Every line with the string "title" should be gathered.

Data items
╭──
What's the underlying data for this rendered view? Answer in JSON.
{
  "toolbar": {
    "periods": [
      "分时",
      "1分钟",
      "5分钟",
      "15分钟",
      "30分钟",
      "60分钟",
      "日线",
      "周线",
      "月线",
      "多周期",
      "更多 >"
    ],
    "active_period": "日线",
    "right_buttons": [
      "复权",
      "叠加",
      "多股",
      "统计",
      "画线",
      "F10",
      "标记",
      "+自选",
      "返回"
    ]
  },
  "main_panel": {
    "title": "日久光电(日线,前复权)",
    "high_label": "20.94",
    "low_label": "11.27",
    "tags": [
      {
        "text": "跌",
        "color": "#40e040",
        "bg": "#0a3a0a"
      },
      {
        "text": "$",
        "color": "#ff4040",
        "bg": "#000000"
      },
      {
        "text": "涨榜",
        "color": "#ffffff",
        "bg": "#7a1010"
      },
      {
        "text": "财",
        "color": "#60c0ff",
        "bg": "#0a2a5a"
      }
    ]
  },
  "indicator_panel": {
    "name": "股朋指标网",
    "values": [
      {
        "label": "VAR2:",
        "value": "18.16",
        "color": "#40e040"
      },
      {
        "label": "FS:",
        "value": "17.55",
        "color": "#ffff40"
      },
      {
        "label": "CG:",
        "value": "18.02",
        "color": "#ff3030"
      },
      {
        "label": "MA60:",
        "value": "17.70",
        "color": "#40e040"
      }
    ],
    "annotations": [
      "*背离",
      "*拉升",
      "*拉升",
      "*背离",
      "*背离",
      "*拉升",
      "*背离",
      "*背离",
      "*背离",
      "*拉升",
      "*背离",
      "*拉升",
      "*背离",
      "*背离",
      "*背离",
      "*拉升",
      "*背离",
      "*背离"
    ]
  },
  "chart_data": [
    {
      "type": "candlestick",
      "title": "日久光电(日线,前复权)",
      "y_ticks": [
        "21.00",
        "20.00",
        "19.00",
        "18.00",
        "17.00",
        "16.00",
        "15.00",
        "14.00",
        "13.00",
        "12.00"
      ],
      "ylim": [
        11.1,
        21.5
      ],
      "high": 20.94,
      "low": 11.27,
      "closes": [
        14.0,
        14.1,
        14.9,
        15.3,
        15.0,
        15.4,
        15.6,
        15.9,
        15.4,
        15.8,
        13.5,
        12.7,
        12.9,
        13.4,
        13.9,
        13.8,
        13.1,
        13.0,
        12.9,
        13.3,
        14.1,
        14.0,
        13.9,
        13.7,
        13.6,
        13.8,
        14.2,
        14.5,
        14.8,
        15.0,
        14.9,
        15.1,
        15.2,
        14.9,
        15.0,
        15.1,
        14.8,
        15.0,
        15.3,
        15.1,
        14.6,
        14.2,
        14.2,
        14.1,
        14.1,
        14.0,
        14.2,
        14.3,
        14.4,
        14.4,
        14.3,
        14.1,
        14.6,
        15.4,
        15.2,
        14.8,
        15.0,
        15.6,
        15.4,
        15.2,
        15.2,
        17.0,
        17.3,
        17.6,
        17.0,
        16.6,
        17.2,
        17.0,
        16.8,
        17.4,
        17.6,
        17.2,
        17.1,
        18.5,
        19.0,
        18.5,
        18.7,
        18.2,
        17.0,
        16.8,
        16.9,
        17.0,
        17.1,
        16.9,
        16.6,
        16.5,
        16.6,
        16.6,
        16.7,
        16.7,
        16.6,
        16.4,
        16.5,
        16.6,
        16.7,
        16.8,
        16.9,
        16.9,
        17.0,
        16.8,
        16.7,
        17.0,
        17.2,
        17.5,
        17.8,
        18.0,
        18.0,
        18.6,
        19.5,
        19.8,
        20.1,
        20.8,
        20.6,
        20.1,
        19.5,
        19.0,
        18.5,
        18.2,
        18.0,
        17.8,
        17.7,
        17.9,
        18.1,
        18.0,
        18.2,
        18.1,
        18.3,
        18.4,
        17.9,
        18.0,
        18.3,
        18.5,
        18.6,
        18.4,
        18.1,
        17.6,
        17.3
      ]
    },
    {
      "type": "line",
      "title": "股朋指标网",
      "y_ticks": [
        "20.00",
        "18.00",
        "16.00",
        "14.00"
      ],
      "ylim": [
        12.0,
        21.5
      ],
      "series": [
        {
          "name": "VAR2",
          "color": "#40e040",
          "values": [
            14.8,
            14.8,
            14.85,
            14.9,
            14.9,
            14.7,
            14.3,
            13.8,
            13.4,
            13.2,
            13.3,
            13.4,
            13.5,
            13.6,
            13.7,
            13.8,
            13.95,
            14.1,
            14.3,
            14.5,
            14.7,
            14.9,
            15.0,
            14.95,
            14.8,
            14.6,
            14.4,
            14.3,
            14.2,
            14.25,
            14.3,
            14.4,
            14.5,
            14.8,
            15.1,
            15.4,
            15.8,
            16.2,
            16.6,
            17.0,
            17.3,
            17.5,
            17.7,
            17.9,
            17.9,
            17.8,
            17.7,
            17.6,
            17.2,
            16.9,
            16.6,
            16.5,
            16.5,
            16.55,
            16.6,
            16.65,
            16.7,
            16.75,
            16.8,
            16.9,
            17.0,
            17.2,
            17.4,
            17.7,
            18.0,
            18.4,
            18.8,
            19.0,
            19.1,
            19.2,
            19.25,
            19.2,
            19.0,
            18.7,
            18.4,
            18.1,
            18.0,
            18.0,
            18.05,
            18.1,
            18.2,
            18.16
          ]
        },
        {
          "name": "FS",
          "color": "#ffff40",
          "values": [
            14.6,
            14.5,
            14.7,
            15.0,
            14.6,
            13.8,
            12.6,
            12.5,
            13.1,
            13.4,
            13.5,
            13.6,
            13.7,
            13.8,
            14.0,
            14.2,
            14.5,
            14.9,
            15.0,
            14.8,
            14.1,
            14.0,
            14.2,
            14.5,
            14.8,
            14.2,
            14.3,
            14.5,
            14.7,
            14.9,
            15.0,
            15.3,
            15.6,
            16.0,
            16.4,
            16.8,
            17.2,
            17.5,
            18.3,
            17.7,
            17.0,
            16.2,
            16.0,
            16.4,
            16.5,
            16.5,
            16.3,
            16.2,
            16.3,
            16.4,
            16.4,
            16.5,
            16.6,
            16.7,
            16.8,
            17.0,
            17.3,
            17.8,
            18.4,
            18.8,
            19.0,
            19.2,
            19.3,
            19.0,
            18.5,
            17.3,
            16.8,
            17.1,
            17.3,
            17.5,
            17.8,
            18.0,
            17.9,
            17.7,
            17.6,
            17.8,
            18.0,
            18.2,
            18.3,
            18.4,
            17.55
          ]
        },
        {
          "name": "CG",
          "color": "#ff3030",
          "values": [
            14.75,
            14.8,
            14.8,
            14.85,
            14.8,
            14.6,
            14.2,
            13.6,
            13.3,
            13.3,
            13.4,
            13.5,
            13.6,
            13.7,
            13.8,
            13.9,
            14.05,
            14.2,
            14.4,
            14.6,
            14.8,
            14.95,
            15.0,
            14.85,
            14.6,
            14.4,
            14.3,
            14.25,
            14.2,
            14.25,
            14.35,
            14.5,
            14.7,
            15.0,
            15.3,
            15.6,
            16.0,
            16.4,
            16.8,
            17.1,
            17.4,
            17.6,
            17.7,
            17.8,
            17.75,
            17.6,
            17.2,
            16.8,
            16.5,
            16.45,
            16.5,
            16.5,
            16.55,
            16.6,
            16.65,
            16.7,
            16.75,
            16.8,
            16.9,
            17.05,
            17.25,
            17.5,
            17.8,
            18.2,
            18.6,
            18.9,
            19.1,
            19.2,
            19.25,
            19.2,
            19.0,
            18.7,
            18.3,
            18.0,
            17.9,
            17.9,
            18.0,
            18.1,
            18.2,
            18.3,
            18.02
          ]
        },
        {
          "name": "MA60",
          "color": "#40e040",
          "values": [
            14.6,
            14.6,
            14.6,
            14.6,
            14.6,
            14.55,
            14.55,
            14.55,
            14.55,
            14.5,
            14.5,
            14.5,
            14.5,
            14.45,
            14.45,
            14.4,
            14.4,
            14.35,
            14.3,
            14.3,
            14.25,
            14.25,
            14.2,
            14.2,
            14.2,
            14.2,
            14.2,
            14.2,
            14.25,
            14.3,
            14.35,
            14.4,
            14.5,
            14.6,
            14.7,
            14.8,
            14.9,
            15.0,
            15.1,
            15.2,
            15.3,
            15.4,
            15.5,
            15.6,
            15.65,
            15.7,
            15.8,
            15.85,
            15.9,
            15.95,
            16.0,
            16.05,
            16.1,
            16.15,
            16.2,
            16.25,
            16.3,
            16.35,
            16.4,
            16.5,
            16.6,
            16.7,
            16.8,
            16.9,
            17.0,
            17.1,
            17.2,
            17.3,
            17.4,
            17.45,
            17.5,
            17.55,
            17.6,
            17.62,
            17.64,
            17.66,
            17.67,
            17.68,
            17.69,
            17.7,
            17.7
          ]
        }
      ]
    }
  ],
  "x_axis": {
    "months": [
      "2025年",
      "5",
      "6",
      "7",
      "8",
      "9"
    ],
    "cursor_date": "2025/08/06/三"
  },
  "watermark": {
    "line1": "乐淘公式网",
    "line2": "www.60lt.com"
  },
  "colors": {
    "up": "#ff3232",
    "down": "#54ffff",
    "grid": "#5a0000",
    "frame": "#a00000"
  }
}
╰──
§ Problem solution:
    "title": "日久光电(日线,前复权)",
      "title": "日久光电(日线,前复权)",
      "title": "股朋指标网",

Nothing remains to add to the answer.